**STATED GOAL**
Please answer from the passage on Commerce Clause standing below: what share of the young people visiting the Maine youth camp came from outside the state?

Whether the generator plaintiffs can satisfy prudential limitations on standing is a different question. We are aware of no Commerce Clause case in which the court has granted standing to a plaintiff who was a consumer whose alleged harm was the passed-on cost incurred by the directly regulated party. Indeed, while we continue to use the parties' shorthand term "waste generators" for the Robinson Rubber plaintiffs, this term somewhat confuses these plaintiffs' actual role: they are consumers of waste disposal services supplied by garbage haulers such as some of the Oehrleins plaintiffs. This kind of "consumer standing" in Commerce Clause cases has not been squarely considered by the Supreme Court.
The generator plaintiffs rely in part on the Supreme Court's recent opinion in General Motors Corp. v. Tracy, 117 S. Ct. 811 (1997). In Tracy, Ohio imposed sales and use taxes on purchases of natural gas from all entities, whether in-state or out-of-state. However, the state exempted from taxation gas purchased from sources that met a statutory definition of "natural gas companies." The definition of "natural gas companies," however, was effectively limited to in-state entities. As a result, the taxes were imposed only on gas purchased directly from out-of-state companies. Id. at 816. General Motors, which purchased nearly all of its natural gas from out-of-state suppliers, brought suit, claiming that the tax was discriminatory and thus violated the Commerce Clause.
The Court held that General Motors had standing, even though it was an in-state firm and the discrimination of which it complained was based on the out-of-state situs of its suppliers. Id. at 818. The Court relied in part on its decision in Bacchus Imports v. Dias, 468 U.S. 263 (1984). In Bacchus Imports, in-state liquor wholesalers had standing to challenge a discriminatory tax on imported liquor; much as in Tracy, the discrimination was based not on the plaintiff's status, but on where the purchased goods originated. Id. at 267.
The Court's recent decision in Camps Newfound/Owatonna, Inc. v. Town of Harrison, No. 94-1988, 1997 WL 255351 (U.S. May 19, 1997), while not directly addressing standing, presents a similar scenario. In Camps, the Court considered a Maine tax statute that exempted charitable institutions from real estate and property taxes. Under the statute, however, charities that principally benefited nonresidents of the state were entitled to only a limited tax exemption. The plaintiff, a nonprofit corporation, ran a youth camp in Maine. Ninety-five percent of the young people who visited the camp came from outside the state, rendering the camp ineligible for the full tax exemption. The Court held that the exemption facially discriminated against interstate commerce because it "expressly distinguishes between entities that serve a principally interstate clientele and those that primarily serve an intrastate market." Id. at *7.
These cases, however, do not stand for the proposition that consumers paying the end-line cost of an economic regulation have standing to challenge the regulation under the Commerce Clause. In Tracy, Bacchus Imports, and Camps, the plaintiffs were not alleging that they incurred a passed-on cost; rather, the plaintiffs—not the out-of-state entities—were directly assessed the challenged taxes. Furthermore, the plaintiffs in those cases were, in fact, directly subject to discrimination: they were liable for taxes based on where they purchased goods or (in the case of Camps) the nonresident status of their customers. The plaintiffs' Commerce Clause challenges sought to protect their own rights to purchase goods or do business across state borders, without being subject to a discriminatory tax.

**DATASET CONTENT**

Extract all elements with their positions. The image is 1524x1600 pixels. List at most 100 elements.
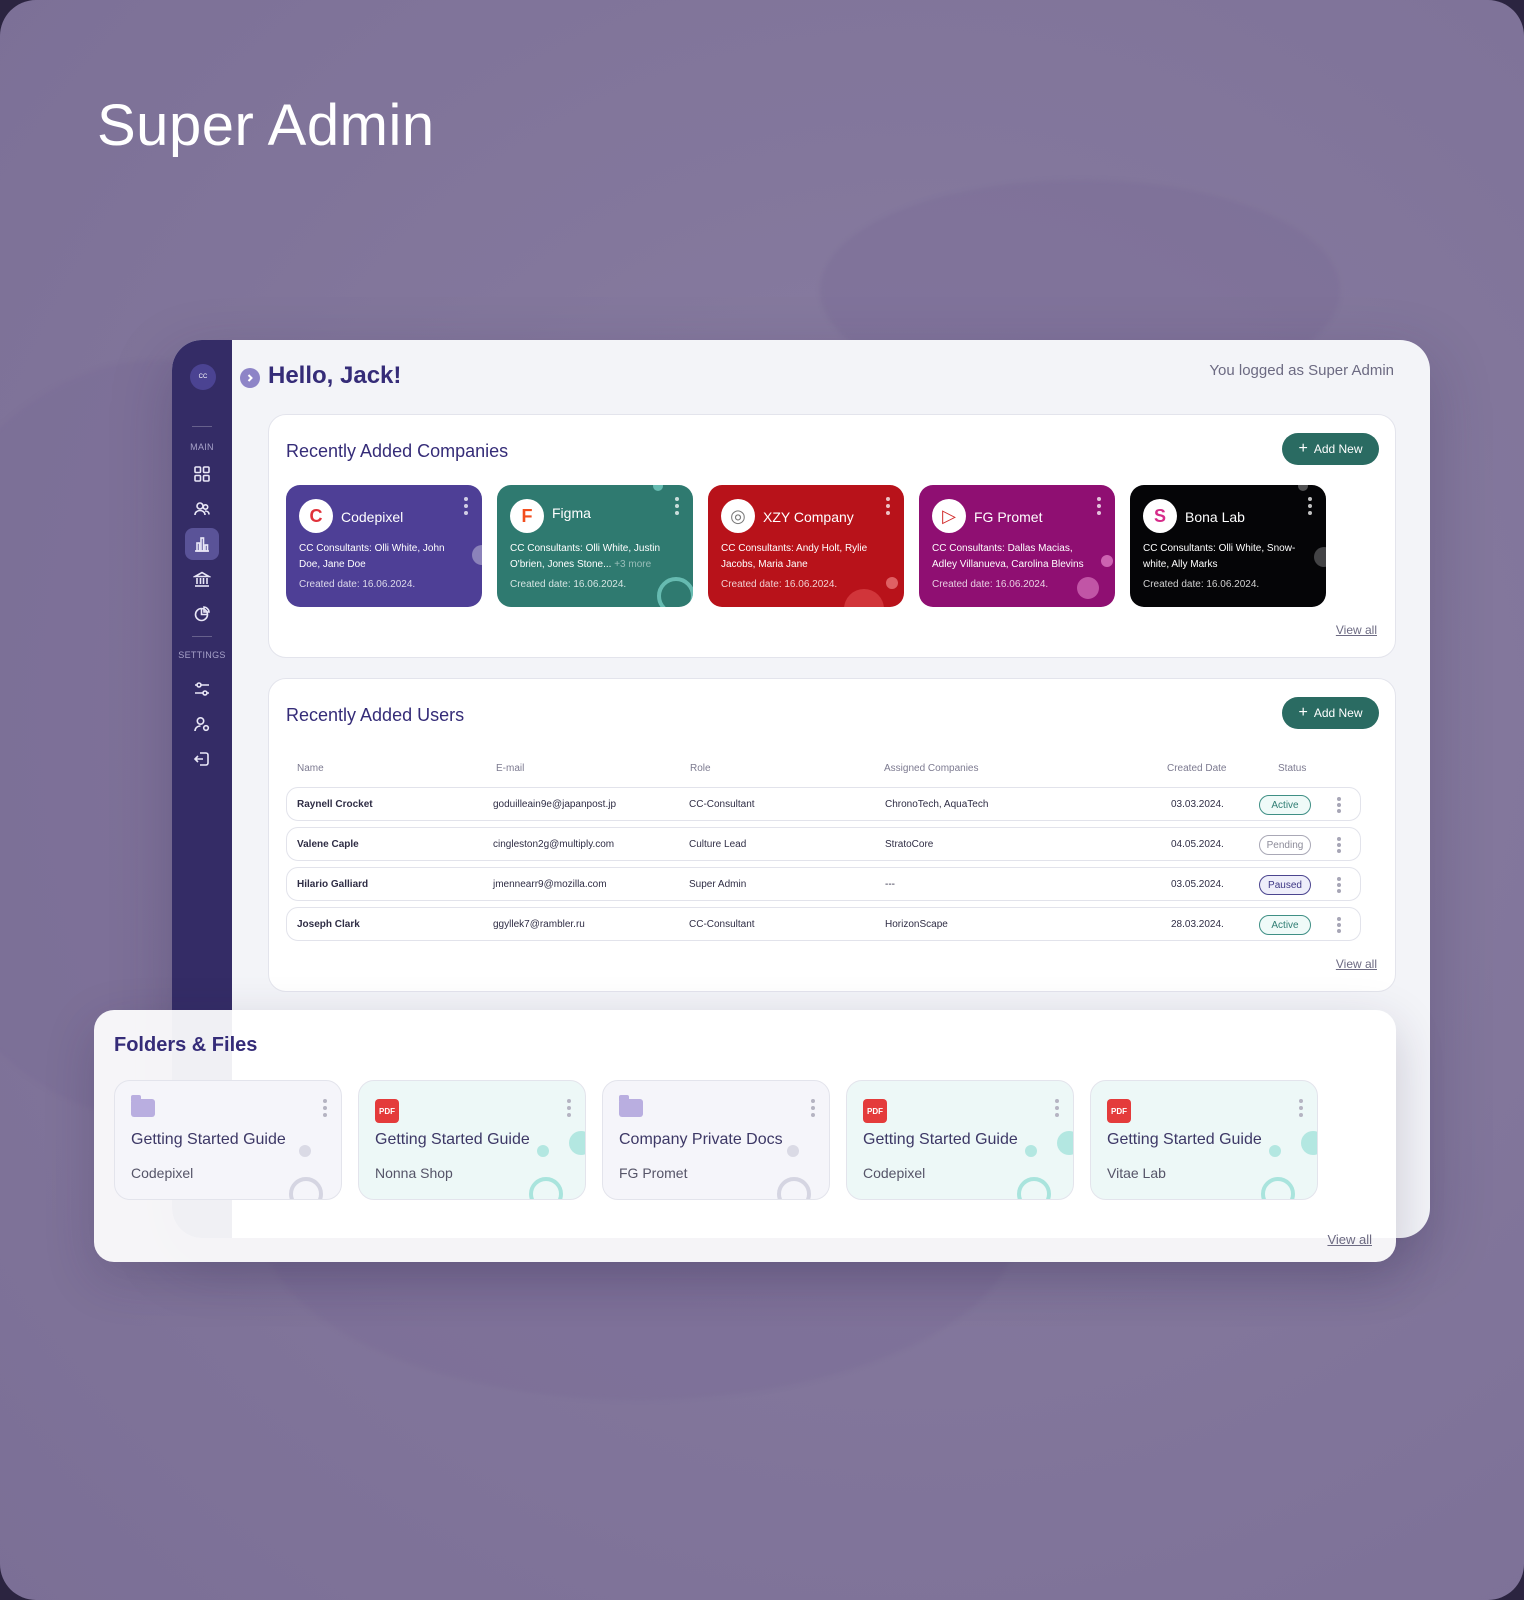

**TASK SOLUTION**
Ninety-five percent.